* PROBLEM: Verbatim output of all the material below is required.

* Figure record listings:
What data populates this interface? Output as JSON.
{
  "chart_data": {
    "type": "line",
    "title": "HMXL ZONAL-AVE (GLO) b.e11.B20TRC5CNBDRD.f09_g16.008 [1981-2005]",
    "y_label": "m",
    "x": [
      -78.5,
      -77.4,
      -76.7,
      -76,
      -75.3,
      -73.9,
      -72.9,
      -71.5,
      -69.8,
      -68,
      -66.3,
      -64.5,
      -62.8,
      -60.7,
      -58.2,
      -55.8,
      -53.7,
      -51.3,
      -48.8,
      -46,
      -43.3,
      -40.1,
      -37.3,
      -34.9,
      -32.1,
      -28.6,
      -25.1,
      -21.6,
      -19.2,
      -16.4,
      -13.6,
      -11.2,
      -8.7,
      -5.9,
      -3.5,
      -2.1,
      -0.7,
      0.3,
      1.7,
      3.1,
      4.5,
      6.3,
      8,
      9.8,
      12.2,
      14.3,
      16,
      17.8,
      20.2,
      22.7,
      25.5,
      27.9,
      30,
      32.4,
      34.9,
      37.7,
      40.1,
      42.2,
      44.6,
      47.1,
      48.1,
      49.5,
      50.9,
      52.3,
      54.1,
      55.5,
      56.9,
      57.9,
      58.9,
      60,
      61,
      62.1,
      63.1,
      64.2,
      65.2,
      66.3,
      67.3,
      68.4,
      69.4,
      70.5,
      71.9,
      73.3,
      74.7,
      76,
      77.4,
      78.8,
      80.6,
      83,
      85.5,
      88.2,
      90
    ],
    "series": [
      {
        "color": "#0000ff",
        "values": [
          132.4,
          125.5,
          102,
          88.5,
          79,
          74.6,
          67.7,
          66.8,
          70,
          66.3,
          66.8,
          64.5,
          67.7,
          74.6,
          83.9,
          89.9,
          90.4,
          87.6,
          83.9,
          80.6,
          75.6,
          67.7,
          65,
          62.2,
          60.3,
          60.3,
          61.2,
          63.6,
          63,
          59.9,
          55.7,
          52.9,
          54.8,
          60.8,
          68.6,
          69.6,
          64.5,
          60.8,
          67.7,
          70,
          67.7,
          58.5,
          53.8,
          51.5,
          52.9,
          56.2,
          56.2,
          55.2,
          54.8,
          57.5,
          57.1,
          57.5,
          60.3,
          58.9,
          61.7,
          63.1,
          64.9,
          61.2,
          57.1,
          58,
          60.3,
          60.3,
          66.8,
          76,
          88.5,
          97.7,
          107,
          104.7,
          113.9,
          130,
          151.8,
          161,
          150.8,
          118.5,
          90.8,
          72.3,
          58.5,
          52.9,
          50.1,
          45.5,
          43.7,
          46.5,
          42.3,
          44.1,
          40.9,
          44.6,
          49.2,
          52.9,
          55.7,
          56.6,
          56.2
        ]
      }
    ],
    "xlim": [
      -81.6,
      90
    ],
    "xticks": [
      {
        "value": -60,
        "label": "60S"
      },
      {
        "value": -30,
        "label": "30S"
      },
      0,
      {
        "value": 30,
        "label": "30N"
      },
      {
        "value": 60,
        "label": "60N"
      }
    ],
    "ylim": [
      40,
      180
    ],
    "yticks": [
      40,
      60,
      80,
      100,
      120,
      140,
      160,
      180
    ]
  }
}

* RESULT:
What data populates this interface? Output as JSON.
{
  "chart_data": {
    "type": "line",
    "title": "HMXL ZONAL-AVE (GLO) b.e11.B20TRC5CNBDRD.f09_g16.008 [1981-2005]",
    "y_label": "m",
    "x": [
      -78.5,
      -77.4,
      -76.7,
      -76,
      -75.3,
      -73.9,
      -72.9,
      -71.5,
      -69.8,
      -68,
      -66.3,
      -64.5,
      -62.8,
      -60.7,
      -58.2,
      -55.8,
      -53.7,
      -51.3,
      -48.8,
      -46,
      -43.3,
      -40.1,
      -37.3,
      -34.9,
      -32.1,
      -28.6,
      -25.1,
      -21.6,
      -19.2,
      -16.4,
      -13.6,
      -11.2,
      -8.7,
      -5.9,
      -3.5,
      -2.1,
      -0.7,
      0.3,
      1.7,
      3.1,
      4.5,
      6.3,
      8,
      9.8,
      12.2,
      14.3,
      16,
      17.8,
      20.2,
      22.7,
      25.5,
      27.9,
      30,
      32.4,
      34.9,
      37.7,
      40.1,
      42.2,
      44.6,
      47.1,
      48.1,
      49.5,
      50.9,
      52.3,
      54.1,
      55.5,
      56.9,
      57.9,
      58.9,
      60,
      61,
      62.1,
      63.1,
      64.2,
      65.2,
      66.3,
      67.3,
      68.4,
      69.4,
      70.5,
      71.9,
      73.3,
      74.7,
      76,
      77.4,
      78.8,
      80.6,
      83,
      85.5,
      88.2,
      90
    ],
    "series": [
      {
        "color": "#0000ff",
        "values": [
          132.4,
          125.5,
          102,
          88.5,
          79,
          74.6,
          67.7,
          66.8,
          70,
          66.3,
          66.8,
          64.5,
          67.7,
          74.6,
          83.9,
          89.9,
          90.4,
          87.6,
          83.9,
          80.6,
          75.6,
          67.7,
          65,
          62.2,
          60.3,
          60.3,
          61.2,
          63.6,
          63,
          59.9,
          55.7,
          52.9,
          54.8,
          60.8,
          68.6,
          69.6,
          64.5,
          60.8,
          67.7,
          70,
          67.7,
          58.5,
          53.8,
          51.5,
          52.9,
          56.2,
          56.2,
          55.2,
          54.8,
          57.5,
          57.1,
          57.5,
          60.3,
          58.9,
          61.7,
          63.1,
          64.9,
          61.2,
          57.1,
          58,
          60.3,
          60.3,
          66.8,
          76,
          88.5,
          97.7,
          107,
          104.7,
          113.9,
          130,
          151.8,
          161,
          150.8,
          118.5,
          90.8,
          72.3,
          58.5,
          52.9,
          50.1,
          45.5,
          43.7,
          46.5,
          42.3,
          44.1,
          40.9,
          44.6,
          49.2,
          52.9,
          55.7,
          56.6,
          56.2
        ]
      }
    ],
    "xlim": [
      -81.6,
      90
    ],
    "xticks": [
      {
        "value": -60,
        "label": "60S"
      },
      {
        "value": -30,
        "label": "30S"
      },
      0,
      {
        "value": 30,
        "label": "30N"
      },
      {
        "value": 60,
        "label": "60N"
      }
    ],
    "ylim": [
      40,
      180
    ],
    "yticks": [
      40,
      60,
      80,
      100,
      120,
      140,
      160,
      180
    ]
  }
}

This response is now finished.